* Source material
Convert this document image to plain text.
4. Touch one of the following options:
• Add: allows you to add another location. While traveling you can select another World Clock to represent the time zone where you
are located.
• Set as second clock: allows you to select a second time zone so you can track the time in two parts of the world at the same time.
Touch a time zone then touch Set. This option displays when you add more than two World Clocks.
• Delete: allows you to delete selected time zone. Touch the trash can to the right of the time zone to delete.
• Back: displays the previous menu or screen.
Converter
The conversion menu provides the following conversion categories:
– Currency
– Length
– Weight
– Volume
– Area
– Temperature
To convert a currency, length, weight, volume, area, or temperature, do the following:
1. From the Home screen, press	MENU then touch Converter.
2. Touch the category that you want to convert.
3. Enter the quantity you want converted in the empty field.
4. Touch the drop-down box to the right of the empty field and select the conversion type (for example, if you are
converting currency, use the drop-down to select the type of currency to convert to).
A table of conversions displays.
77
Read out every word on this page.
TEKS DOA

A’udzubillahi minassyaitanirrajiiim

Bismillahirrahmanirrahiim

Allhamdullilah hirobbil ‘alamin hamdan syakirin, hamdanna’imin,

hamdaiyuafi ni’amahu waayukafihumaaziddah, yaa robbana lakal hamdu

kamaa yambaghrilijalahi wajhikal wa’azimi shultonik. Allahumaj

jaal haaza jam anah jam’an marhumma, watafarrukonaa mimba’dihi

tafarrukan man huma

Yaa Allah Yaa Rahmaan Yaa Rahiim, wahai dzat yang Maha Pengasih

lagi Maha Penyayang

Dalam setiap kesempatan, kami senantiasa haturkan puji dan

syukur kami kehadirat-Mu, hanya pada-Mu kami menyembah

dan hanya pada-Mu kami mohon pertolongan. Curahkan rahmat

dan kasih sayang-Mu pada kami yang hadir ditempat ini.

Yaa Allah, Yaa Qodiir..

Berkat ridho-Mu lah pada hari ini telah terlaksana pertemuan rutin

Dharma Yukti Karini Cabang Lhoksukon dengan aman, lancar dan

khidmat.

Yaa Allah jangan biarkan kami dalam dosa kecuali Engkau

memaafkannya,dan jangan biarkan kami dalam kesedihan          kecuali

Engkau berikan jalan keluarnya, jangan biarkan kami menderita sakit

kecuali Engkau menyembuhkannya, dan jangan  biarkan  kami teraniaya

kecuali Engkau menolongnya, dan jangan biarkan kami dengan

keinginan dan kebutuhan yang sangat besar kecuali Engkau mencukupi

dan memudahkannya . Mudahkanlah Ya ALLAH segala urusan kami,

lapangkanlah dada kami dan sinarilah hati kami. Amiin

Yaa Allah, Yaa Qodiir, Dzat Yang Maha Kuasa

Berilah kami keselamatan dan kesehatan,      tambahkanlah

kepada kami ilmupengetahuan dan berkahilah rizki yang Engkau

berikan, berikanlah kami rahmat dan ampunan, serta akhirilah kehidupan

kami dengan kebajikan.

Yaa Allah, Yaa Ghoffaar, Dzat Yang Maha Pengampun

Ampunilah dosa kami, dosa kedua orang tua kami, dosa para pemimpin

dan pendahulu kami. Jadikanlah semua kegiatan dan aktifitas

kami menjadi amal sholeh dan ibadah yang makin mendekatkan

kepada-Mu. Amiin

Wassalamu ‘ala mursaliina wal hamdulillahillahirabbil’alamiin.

...

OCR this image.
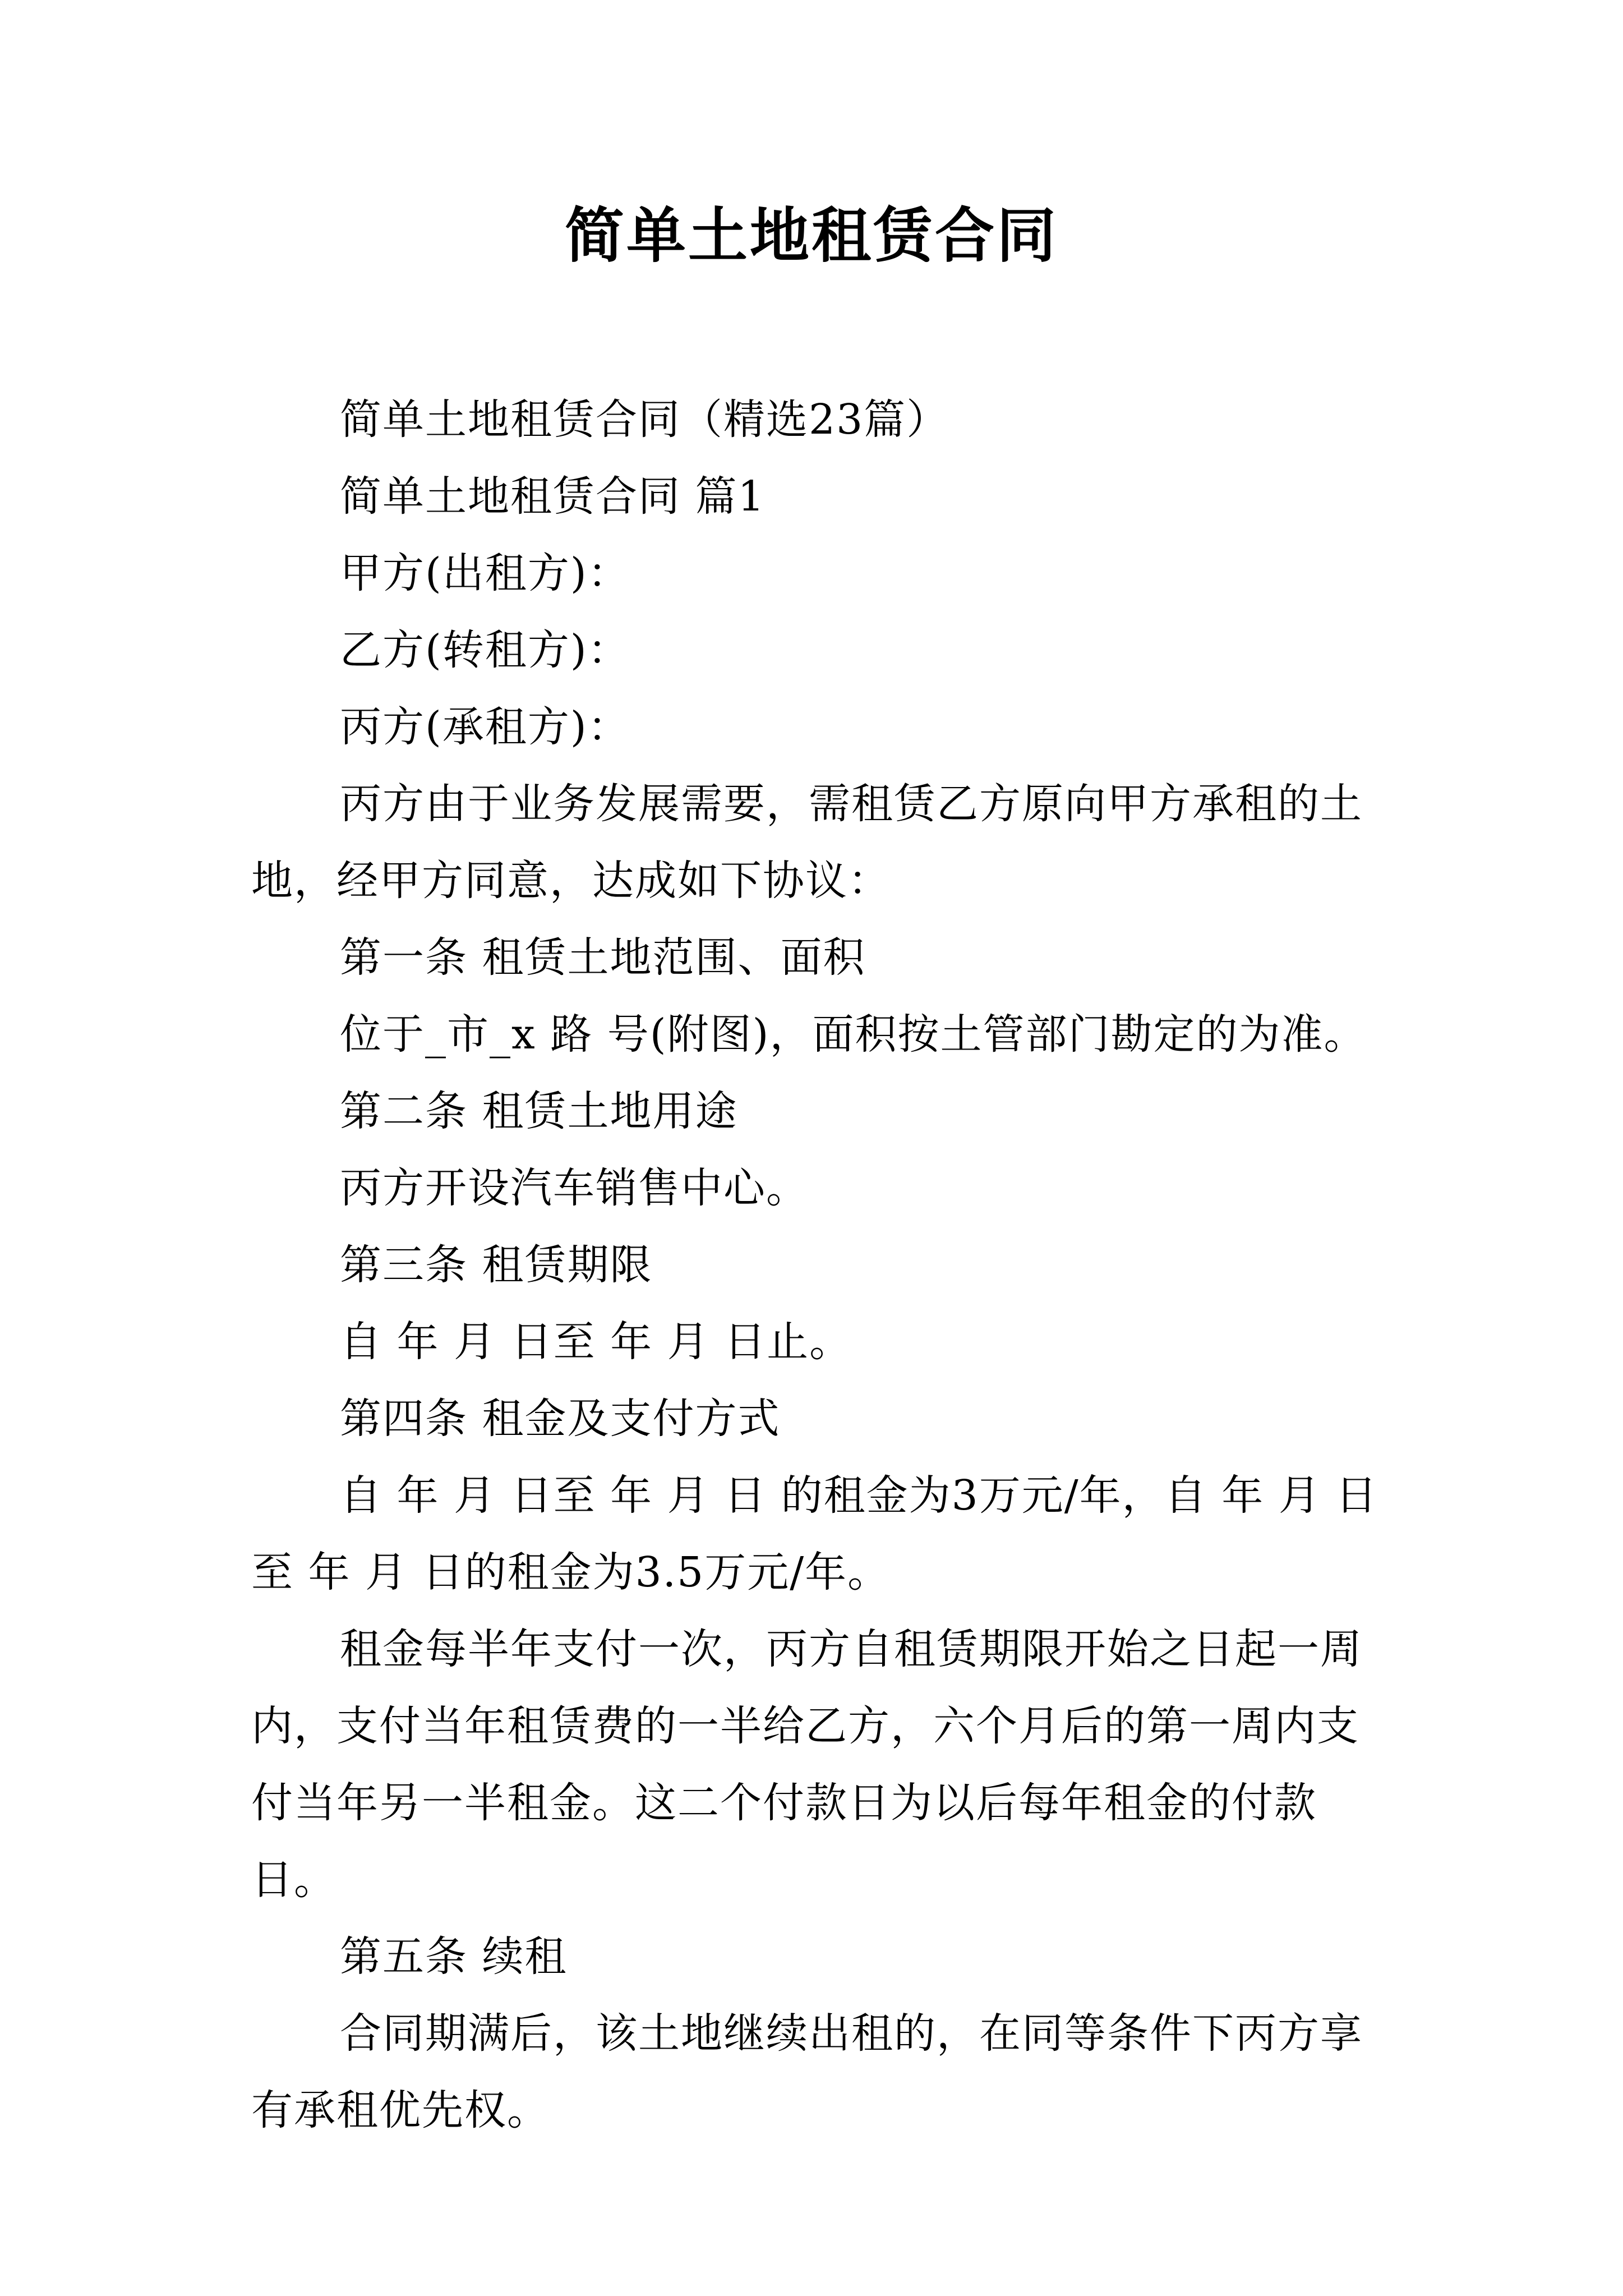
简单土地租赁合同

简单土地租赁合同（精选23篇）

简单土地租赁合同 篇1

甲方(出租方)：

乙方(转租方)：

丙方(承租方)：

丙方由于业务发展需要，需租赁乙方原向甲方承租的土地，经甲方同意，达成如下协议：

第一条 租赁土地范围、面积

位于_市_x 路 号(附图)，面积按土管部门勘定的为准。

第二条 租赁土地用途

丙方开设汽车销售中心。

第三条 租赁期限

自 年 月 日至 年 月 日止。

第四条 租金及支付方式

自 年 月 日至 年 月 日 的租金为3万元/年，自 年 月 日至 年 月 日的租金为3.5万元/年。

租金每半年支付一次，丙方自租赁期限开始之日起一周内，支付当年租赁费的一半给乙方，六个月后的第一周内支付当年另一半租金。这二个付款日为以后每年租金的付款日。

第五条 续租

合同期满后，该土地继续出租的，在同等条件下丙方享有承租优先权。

--

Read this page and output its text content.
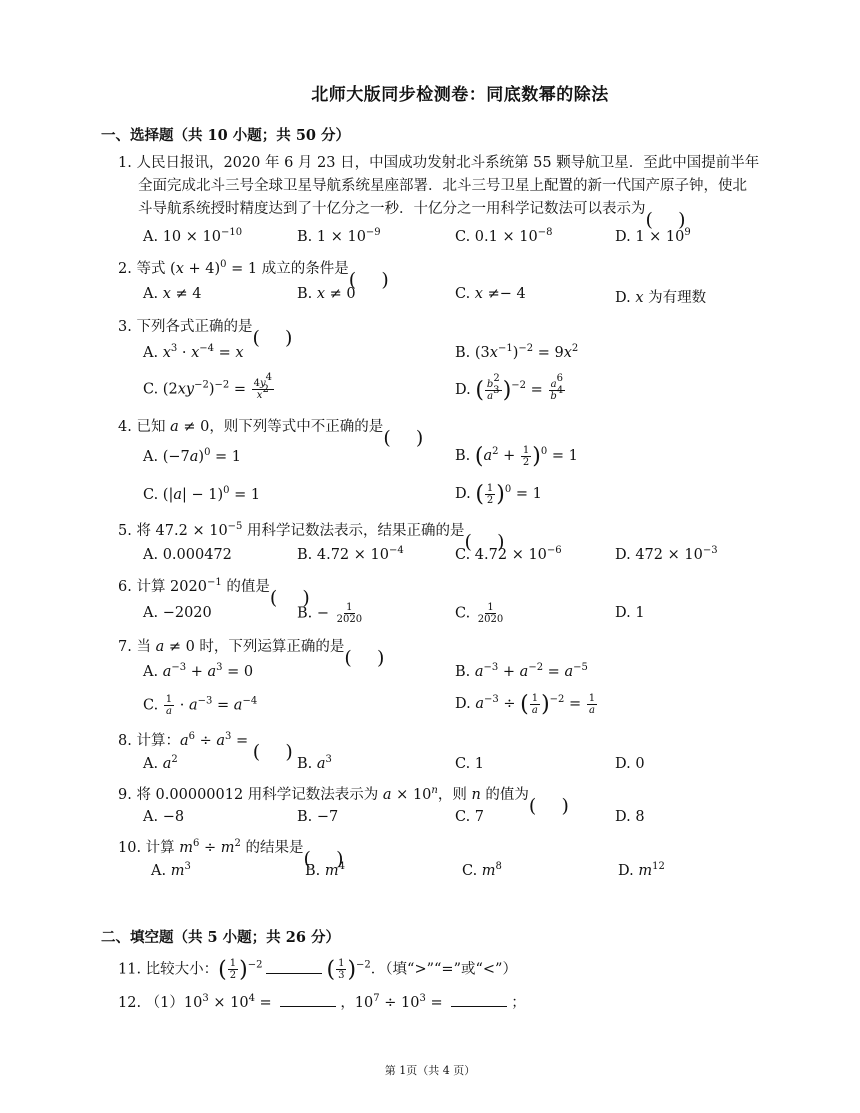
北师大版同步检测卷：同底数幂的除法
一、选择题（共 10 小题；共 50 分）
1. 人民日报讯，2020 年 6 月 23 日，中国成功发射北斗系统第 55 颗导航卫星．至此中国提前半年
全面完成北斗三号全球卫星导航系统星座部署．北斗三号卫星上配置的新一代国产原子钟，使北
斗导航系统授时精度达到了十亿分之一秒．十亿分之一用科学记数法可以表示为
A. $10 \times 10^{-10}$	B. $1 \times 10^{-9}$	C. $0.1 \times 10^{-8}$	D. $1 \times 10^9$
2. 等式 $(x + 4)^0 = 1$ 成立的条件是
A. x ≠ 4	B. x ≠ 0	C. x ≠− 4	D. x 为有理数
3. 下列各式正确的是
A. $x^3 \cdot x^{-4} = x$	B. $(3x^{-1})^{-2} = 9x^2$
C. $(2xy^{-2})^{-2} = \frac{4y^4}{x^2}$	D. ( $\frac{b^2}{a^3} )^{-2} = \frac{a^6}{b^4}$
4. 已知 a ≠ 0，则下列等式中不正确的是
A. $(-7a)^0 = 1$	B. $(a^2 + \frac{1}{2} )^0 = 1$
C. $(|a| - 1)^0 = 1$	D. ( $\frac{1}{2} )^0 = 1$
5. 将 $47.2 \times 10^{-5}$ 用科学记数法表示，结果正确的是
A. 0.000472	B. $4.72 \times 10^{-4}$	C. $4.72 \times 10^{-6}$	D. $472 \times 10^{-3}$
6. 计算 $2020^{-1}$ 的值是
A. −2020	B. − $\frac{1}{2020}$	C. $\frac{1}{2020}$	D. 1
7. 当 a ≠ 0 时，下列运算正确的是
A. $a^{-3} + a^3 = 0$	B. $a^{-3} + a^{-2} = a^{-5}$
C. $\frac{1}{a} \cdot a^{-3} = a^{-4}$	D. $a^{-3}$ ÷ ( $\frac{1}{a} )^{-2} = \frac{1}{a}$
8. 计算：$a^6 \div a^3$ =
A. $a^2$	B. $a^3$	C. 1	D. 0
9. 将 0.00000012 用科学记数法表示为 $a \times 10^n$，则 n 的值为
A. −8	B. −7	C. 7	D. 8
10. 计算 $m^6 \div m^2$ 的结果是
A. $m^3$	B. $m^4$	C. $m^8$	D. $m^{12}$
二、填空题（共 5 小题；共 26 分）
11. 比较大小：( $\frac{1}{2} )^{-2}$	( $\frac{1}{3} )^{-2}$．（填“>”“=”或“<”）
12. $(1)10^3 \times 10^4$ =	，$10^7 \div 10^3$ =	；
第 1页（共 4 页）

* Task directions
Copy out every line of the material above that mentions the word "kepada".

* Complete output
kepada kami ilmupengetahuan dan berkahilah rizki yang Engkau
kepada-Mu. Amiin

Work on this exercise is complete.